### What this task involves
Select the lines below containing the word "মসনদ".

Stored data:
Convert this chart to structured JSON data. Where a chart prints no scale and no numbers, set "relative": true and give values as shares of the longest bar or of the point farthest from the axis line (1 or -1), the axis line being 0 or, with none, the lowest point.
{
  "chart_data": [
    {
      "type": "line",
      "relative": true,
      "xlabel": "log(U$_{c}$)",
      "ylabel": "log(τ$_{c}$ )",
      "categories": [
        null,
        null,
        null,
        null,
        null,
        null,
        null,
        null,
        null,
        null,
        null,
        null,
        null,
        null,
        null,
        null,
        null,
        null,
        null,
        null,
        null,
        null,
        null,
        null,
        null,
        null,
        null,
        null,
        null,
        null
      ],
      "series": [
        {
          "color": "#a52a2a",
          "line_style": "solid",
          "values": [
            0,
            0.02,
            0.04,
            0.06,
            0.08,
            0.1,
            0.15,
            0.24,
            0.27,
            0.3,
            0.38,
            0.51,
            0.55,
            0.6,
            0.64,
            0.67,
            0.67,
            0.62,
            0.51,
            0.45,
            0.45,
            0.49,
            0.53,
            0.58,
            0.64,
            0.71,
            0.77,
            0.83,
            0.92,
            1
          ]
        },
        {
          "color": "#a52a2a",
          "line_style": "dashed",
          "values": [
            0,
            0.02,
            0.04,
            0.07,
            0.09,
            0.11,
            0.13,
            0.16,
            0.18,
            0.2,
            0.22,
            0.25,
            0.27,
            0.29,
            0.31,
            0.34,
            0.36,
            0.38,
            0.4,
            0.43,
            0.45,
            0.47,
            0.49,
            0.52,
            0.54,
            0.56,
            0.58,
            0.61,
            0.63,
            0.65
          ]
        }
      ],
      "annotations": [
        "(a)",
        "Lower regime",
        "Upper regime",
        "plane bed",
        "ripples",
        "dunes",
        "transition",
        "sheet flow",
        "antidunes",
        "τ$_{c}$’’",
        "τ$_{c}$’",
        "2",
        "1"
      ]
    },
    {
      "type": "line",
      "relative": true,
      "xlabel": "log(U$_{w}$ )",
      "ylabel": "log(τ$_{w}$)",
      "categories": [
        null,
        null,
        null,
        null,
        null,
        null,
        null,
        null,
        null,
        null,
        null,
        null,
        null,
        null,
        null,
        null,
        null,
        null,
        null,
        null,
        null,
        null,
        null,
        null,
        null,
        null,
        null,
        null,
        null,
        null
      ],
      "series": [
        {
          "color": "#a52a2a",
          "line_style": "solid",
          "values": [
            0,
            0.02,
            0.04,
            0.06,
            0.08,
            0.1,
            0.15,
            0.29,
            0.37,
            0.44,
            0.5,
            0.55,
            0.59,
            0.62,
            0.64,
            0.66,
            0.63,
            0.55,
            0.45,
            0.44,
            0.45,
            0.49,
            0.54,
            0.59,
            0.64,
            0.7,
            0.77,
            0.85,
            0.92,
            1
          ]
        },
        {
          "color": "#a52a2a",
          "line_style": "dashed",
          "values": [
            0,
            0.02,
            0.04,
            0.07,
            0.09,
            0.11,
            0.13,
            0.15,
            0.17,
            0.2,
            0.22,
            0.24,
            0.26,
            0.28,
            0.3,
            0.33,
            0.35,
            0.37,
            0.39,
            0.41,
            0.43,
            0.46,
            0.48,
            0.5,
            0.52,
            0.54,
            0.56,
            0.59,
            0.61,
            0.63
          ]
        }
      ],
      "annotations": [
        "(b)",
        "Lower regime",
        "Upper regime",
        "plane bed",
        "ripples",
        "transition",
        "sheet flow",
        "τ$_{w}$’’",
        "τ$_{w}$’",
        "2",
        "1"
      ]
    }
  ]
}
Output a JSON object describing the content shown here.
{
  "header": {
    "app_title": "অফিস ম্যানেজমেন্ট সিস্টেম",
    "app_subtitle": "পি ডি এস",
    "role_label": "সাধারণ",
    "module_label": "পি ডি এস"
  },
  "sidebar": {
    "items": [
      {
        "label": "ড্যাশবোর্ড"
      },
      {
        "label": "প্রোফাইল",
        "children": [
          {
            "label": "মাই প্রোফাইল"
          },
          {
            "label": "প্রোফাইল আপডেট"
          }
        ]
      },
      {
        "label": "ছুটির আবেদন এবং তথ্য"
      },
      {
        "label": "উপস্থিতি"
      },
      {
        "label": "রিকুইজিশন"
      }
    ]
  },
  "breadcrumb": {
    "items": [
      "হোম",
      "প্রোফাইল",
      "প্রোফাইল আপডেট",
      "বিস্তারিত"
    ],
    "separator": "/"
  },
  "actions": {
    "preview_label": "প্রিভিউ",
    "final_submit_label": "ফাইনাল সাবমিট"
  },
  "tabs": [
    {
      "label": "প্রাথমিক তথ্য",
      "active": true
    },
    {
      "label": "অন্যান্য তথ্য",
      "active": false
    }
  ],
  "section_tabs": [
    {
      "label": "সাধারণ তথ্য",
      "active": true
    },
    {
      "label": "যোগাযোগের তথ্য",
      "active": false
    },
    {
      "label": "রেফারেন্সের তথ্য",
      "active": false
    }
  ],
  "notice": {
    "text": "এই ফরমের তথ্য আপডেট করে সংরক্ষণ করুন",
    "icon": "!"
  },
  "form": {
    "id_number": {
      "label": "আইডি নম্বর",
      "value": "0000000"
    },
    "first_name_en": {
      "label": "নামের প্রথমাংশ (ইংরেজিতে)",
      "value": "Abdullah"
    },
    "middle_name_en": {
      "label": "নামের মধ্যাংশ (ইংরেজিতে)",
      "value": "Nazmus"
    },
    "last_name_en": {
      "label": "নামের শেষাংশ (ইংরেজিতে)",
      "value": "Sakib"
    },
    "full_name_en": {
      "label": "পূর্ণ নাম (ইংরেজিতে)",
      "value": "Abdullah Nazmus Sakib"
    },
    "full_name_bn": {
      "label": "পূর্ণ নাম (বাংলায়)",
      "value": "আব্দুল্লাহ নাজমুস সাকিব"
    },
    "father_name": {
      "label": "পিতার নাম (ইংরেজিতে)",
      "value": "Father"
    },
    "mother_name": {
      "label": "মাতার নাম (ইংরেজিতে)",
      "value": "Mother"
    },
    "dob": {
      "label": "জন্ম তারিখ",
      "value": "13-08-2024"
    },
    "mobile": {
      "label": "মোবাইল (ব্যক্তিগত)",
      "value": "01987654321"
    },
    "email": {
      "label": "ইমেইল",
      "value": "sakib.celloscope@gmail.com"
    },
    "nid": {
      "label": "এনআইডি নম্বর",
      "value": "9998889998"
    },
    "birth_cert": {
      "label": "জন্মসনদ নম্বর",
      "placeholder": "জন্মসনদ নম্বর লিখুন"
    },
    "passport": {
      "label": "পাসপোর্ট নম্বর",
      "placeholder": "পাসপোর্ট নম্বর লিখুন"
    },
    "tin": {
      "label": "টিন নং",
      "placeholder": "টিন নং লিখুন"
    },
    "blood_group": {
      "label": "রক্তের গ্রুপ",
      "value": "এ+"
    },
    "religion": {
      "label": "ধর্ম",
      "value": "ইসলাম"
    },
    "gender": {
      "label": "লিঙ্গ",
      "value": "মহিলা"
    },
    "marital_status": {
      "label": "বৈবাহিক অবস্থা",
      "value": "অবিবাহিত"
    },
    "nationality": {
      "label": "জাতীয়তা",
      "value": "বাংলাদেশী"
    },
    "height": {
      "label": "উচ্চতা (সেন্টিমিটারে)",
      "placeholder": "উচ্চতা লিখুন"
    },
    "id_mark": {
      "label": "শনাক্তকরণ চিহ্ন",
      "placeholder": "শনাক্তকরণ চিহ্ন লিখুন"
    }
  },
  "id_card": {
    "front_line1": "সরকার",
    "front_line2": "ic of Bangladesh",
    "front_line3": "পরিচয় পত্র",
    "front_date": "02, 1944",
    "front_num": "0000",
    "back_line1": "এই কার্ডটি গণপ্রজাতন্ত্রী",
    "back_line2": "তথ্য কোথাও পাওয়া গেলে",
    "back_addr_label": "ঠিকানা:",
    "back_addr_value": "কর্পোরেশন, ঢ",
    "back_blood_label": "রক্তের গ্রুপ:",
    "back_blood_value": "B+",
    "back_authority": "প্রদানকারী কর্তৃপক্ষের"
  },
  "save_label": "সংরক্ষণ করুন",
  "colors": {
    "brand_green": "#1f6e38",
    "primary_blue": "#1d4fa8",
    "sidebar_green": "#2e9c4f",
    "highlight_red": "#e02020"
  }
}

### Task output
      "label": "জন্মসনদ নম্বর",
      "placeholder": "জন্মসনদ নম্বর লিখুন"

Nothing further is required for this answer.